_Short task_
Gather up every line that includes the string "ylabel".
________________
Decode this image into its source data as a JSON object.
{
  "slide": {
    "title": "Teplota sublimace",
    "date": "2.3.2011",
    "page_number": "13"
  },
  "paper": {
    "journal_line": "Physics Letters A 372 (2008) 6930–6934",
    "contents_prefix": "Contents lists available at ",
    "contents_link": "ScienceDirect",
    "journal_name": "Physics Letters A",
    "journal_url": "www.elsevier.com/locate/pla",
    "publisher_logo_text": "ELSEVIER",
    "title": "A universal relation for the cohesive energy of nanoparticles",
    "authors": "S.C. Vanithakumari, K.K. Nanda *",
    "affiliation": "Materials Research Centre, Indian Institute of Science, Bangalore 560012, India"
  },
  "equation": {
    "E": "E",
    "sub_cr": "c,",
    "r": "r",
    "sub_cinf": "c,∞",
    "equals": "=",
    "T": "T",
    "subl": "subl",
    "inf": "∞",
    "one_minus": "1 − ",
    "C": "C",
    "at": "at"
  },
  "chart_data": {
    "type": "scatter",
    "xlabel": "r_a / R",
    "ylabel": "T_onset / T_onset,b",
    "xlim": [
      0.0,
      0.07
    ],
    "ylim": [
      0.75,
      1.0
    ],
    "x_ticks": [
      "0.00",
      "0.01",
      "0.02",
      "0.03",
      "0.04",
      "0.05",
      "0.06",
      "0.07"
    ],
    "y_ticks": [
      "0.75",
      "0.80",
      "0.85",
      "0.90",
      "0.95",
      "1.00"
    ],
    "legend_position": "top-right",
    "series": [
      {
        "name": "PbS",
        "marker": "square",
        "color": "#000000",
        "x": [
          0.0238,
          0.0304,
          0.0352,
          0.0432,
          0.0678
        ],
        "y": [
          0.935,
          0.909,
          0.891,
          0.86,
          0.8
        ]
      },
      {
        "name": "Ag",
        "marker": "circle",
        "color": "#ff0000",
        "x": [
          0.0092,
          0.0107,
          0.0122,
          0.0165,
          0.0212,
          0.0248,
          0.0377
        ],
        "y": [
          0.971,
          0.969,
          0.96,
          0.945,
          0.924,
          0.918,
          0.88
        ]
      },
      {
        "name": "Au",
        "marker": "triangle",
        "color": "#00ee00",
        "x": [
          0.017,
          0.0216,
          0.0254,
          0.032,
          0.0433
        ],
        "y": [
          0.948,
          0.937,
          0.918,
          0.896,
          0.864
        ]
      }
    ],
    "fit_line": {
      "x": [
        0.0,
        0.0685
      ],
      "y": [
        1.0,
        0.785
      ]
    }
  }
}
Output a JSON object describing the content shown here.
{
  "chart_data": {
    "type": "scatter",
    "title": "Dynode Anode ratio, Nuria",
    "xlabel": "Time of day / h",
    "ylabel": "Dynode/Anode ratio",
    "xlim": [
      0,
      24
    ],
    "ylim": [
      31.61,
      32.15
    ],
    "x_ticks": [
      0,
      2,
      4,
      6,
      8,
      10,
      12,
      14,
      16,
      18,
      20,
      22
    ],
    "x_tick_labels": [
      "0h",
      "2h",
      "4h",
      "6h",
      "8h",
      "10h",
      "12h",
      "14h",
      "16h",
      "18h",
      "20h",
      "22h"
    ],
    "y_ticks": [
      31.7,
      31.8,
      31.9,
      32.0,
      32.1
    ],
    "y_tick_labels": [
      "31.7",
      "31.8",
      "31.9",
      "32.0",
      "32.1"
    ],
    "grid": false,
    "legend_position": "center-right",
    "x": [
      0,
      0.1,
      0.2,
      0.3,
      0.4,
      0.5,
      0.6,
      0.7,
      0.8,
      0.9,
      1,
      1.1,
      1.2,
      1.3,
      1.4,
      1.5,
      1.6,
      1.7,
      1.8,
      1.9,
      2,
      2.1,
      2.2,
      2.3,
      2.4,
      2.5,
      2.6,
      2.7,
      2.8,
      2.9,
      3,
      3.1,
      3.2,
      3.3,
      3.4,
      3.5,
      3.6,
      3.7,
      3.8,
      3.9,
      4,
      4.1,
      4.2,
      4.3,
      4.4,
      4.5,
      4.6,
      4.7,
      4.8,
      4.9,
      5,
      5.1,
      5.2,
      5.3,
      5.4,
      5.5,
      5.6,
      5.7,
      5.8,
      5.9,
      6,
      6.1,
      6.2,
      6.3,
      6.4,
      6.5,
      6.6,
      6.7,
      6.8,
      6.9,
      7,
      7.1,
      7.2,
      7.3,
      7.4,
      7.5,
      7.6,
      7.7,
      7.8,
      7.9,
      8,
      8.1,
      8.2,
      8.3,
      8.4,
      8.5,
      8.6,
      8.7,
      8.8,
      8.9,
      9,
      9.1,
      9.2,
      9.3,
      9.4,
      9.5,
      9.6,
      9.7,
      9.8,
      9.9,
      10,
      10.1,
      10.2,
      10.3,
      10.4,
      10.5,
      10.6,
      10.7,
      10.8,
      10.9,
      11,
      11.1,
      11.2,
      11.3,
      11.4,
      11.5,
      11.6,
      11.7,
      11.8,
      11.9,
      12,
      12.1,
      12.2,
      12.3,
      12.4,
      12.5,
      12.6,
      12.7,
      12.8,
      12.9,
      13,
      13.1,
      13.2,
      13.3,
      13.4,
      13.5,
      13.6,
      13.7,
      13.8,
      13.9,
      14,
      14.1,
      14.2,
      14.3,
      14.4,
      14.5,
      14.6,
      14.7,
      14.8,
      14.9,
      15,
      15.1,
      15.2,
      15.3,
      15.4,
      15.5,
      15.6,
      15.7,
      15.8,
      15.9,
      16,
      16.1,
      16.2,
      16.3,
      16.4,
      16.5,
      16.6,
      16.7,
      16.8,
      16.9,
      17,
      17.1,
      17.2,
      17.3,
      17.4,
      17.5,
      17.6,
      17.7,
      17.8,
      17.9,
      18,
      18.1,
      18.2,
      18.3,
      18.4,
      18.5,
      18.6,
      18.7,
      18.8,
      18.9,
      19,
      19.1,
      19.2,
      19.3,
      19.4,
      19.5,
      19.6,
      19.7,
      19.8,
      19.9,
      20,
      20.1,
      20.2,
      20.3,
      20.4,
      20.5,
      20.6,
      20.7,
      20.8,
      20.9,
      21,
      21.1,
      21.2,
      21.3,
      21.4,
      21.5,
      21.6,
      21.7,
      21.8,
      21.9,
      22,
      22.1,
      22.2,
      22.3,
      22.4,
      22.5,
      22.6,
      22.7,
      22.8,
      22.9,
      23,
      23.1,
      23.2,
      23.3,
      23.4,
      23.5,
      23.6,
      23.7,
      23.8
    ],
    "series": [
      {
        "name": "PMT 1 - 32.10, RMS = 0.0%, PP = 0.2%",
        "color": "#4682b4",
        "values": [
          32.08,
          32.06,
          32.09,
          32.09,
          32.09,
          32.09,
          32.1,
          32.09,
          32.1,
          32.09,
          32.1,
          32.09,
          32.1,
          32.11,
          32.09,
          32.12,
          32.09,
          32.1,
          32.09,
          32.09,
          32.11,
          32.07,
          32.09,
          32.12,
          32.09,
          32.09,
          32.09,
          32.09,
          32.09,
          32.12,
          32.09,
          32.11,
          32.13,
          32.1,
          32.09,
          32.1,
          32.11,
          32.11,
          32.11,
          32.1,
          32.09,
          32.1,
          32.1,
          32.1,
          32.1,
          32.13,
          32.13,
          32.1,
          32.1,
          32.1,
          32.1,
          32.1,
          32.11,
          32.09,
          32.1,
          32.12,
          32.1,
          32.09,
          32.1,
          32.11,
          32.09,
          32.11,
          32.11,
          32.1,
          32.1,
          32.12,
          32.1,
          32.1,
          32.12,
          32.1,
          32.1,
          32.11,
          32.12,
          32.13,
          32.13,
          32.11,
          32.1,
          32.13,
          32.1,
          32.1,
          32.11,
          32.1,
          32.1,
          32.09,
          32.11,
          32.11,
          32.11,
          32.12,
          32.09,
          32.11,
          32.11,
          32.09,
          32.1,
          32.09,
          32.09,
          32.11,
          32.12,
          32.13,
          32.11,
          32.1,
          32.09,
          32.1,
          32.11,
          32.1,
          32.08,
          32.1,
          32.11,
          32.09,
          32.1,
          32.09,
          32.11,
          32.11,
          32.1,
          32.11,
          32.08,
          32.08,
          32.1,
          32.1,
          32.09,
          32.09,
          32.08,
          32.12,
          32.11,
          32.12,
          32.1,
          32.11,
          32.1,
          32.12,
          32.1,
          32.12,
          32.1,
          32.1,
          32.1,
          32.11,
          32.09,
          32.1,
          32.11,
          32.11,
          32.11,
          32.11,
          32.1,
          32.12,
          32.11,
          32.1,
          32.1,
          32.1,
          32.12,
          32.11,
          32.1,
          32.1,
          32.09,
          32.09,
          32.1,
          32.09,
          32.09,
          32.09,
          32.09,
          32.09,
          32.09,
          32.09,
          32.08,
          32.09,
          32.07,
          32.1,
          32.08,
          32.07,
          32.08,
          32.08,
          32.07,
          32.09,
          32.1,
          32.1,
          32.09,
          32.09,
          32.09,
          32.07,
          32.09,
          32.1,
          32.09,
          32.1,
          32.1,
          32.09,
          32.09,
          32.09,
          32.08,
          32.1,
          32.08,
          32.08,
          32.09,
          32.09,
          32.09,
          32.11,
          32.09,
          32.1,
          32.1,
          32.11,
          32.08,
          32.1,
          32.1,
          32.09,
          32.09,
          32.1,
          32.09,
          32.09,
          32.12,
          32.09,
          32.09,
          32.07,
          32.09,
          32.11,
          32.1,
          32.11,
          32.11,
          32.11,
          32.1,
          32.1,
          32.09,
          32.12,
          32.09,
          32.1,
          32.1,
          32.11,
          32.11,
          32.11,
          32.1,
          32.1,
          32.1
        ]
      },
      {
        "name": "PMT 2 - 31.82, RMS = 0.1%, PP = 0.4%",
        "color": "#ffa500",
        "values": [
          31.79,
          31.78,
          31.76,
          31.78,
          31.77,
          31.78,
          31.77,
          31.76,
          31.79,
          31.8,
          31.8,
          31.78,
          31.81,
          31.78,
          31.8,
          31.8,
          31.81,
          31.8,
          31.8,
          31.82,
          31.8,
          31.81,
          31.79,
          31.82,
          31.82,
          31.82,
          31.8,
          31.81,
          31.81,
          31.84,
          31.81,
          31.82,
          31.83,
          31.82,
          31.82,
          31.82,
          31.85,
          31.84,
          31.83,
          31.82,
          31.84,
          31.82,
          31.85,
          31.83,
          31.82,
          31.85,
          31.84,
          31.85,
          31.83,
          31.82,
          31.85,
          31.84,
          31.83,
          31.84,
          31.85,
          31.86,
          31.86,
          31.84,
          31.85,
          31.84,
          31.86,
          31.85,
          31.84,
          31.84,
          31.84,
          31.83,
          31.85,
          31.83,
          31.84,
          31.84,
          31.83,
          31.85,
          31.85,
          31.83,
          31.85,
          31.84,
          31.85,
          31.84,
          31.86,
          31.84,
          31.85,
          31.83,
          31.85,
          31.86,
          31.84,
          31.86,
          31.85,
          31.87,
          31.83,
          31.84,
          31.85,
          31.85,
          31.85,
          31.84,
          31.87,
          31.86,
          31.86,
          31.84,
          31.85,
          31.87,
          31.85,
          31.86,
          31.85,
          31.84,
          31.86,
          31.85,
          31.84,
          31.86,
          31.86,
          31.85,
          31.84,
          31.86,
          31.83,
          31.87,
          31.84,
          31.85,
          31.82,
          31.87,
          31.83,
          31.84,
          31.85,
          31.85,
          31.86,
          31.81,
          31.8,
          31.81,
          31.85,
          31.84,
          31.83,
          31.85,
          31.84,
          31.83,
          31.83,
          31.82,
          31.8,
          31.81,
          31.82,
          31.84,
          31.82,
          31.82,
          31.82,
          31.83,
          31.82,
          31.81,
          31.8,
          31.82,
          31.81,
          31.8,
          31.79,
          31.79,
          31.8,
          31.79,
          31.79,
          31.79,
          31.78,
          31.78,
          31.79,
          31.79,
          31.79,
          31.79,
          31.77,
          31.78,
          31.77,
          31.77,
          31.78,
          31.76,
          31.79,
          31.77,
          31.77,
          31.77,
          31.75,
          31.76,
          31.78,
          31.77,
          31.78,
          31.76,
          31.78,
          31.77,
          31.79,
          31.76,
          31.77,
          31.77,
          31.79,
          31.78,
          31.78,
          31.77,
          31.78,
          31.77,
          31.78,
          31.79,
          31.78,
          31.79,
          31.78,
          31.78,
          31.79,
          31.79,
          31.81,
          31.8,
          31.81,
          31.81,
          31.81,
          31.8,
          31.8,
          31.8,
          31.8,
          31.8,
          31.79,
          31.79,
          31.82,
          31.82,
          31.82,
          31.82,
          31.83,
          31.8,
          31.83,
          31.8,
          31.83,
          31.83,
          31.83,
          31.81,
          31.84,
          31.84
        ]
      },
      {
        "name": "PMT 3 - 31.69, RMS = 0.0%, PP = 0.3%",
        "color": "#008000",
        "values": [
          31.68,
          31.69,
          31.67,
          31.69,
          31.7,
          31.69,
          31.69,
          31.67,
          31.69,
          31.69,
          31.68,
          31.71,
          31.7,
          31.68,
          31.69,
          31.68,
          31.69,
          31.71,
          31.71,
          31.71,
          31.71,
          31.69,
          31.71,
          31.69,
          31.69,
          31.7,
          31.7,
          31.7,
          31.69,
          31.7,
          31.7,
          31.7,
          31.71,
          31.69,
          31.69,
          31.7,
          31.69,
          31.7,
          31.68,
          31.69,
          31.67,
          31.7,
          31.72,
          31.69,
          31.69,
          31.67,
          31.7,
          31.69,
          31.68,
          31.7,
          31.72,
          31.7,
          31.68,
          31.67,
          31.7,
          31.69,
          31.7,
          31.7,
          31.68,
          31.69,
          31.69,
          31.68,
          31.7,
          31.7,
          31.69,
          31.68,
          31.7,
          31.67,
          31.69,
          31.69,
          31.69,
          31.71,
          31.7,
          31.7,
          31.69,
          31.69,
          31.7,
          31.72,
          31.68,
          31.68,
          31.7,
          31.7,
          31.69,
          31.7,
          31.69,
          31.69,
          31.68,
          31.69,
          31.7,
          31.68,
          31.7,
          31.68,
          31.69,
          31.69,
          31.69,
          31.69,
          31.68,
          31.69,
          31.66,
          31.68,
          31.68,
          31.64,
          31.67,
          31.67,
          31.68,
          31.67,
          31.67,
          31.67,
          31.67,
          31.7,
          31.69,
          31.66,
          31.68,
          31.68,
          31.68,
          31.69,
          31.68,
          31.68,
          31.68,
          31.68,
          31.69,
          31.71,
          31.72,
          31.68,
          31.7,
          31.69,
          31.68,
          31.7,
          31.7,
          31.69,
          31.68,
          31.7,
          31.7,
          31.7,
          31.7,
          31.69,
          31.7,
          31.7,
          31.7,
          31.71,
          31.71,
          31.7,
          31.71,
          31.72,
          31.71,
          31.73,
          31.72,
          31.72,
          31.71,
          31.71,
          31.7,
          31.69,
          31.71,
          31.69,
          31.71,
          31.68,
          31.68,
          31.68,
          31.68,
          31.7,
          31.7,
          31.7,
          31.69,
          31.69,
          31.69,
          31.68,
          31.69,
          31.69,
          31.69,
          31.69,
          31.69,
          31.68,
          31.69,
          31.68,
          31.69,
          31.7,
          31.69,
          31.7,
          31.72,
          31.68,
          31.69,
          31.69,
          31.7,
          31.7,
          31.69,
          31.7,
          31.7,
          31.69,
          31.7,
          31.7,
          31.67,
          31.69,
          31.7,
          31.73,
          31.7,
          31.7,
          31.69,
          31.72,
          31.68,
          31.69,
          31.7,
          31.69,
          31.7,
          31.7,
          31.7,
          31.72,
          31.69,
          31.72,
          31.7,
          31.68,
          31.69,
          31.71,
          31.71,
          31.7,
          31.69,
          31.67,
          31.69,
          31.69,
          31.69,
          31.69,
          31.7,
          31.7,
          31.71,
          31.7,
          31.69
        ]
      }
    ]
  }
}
________________
_Exercise result_
    "ylabel": "T_onset / T_onset,b",
    "ylabel": "Dynode/Anode ratio",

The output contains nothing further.